- The task -
The entries are to be returned exactly, with images left out.

BEGIN Dataset records

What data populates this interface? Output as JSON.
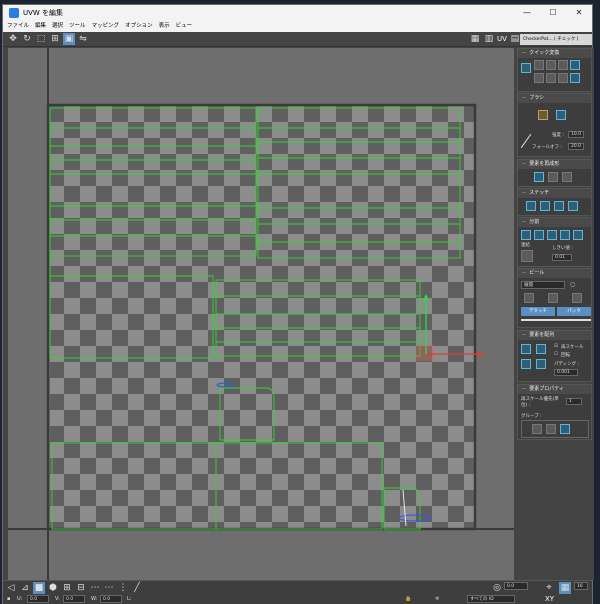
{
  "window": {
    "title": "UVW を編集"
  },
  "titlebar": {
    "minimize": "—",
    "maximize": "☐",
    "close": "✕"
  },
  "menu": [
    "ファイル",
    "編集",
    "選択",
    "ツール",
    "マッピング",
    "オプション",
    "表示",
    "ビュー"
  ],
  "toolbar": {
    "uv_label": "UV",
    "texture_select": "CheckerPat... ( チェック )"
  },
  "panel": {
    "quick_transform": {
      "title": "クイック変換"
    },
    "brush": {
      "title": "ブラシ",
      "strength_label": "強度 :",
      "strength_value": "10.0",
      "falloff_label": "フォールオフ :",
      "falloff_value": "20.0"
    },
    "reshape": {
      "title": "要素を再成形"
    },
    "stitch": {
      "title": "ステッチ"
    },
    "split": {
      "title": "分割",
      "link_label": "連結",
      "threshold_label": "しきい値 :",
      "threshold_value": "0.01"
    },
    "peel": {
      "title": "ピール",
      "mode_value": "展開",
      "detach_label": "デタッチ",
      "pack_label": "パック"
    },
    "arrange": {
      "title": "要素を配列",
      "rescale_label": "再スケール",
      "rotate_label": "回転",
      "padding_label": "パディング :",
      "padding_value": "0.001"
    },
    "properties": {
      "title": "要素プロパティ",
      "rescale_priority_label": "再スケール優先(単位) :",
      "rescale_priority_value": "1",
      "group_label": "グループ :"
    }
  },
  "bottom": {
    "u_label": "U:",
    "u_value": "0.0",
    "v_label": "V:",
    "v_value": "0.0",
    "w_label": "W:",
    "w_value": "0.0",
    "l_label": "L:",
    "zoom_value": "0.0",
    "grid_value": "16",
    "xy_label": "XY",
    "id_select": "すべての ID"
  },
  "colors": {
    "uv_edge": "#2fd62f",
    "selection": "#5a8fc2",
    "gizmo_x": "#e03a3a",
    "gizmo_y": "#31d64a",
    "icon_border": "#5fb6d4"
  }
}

END Dataset records

- Answer to the exercise -
What data populates this interface? Output as JSON.
{
  "window": {
    "title": "UVW を編集"
  },
  "titlebar": {
    "minimize": "—",
    "maximize": "☐",
    "close": "✕"
  },
  "menu": [
    "ファイル",
    "編集",
    "選択",
    "ツール",
    "マッピング",
    "オプション",
    "表示",
    "ビュー"
  ],
  "toolbar": {
    "uv_label": "UV",
    "texture_select": "CheckerPat... ( チェック )"
  },
  "panel": {
    "quick_transform": {
      "title": "クイック変換"
    },
    "brush": {
      "title": "ブラシ",
      "strength_label": "強度 :",
      "strength_value": "10.0",
      "falloff_label": "フォールオフ :",
      "falloff_value": "20.0"
    },
    "reshape": {
      "title": "要素を再成形"
    },
    "stitch": {
      "title": "ステッチ"
    },
    "split": {
      "title": "分割",
      "link_label": "連結",
      "threshold_label": "しきい値 :",
      "threshold_value": "0.01"
    },
    "peel": {
      "title": "ピール",
      "mode_value": "展開",
      "detach_label": "デタッチ",
      "pack_label": "パック"
    },
    "arrange": {
      "title": "要素を配列",
      "rescale_label": "再スケール",
      "rotate_label": "回転",
      "padding_label": "パディング :",
      "padding_value": "0.001"
    },
    "properties": {
      "title": "要素プロパティ",
      "rescale_priority_label": "再スケール優先(単位) :",
      "rescale_priority_value": "1",
      "group_label": "グループ :"
    }
  },
  "bottom": {
    "u_label": "U:",
    "u_value": "0.0",
    "v_label": "V:",
    "v_value": "0.0",
    "w_label": "W:",
    "w_value": "0.0",
    "l_label": "L:",
    "zoom_value": "0.0",
    "grid_value": "16",
    "xy_label": "XY",
    "id_select": "すべての ID"
  },
  "colors": {
    "uv_edge": "#2fd62f",
    "selection": "#5a8fc2",
    "gizmo_x": "#e03a3a",
    "gizmo_y": "#31d64a",
    "icon_border": "#5fb6d4"
  }
}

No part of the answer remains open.